WRITTEN INSTRUCTION 1: Rewrite the pestrPRA template post starting at "For lazy ones..." and ending at "add only one...", with "pics" changed to "pictures".
WRITTEN INSTRUCTION 2:
Decide whether each statement below agrees with the pestrPRA template post. Answer yes or no for each, and quote the deciding words.
(a) The project build tools should be set to website.
(b) The example includes every graphic and table in the appendix.
(c) The Build book button builds both the html and the pdf template.
WRITTEN INSTRUCTION 3: According to the pestrPRA template post, what name should the rmd file that matches the folder name be given?

-------- EXCERPTED PASSAGE

After instalation you can start working easily by choosing File > New file > RMarkdown > From template in RStudio. Remember to configure your build to use bookdown through Build > Configure Build Tools - set Project build tools to website and point Site directory to folder that contains template files. You also need to change the name of a rmd file that is identical to folder name to index.rmd. Than you can build both - html and pdf template with Build book button in Build tab.

Real life example

Real life example of filled template can be found in example repo - files are quite large, thus it is better when you download them and check on your PC. Please, keep in mind that I didn't include all the graphics and tables in appendix. You can compare documents build from pestrPRA templates with original document build from .doc template - ask me for link since new users cannot add more than two

html version Helicoverpa_zea/_main.html
pdf version Helicoverpa_zea/docs/_main.pdf

For lazy ones... some screenshots

html and pdf abstract and text

html_abstract934×902 88.7 KB

Where I can put more pics, as new users can add only one...

----------------
-------- DATA PROVIDED

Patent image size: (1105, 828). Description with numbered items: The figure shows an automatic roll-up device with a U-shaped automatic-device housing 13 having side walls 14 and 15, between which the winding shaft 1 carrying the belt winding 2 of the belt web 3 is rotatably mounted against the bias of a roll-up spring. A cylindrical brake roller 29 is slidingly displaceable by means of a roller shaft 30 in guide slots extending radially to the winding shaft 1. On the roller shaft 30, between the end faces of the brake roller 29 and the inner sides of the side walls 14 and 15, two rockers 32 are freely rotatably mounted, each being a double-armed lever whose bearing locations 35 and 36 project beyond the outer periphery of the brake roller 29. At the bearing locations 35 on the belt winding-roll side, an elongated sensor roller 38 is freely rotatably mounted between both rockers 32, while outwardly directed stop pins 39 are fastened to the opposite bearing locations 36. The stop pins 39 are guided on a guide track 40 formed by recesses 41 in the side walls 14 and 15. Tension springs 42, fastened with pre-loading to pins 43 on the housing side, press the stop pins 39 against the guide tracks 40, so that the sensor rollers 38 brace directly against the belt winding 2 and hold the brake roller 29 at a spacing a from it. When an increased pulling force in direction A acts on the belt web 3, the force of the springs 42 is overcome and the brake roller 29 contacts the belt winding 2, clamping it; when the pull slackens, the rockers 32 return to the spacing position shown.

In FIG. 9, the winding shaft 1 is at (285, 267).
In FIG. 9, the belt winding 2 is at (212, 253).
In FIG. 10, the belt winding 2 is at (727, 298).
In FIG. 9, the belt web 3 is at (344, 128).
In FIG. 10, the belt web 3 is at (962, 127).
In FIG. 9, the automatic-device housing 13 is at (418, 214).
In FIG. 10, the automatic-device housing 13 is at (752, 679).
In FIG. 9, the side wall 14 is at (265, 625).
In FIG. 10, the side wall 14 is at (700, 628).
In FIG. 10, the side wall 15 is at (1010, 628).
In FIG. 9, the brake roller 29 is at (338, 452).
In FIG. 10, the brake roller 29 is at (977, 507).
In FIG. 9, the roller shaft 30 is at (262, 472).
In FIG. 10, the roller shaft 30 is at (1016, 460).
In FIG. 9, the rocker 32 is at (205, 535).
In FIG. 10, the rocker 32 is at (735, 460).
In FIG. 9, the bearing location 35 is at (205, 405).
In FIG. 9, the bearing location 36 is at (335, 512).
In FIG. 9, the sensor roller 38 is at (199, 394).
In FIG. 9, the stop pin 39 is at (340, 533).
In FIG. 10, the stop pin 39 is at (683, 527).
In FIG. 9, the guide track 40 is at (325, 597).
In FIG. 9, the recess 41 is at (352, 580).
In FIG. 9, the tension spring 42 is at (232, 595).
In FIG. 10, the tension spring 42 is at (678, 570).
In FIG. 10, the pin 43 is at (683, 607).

----------------

EXERCISE RESULT 1:
For lazy ones... some screenshots

html and pdf abstract and text

html_abstract934×902 88.7 KB

Where I can put more pictures, as new users can add only one...

EXERCISE RESULT 2:
(a) Yes: "set Project build tools to website"
(b) No: "I didn't include all the graphics and tables in appendix"
(c) Yes: "Than you can build both - html and pdf template with Build book button in Build tab"

EXERCISE RESULT 3: index.rmd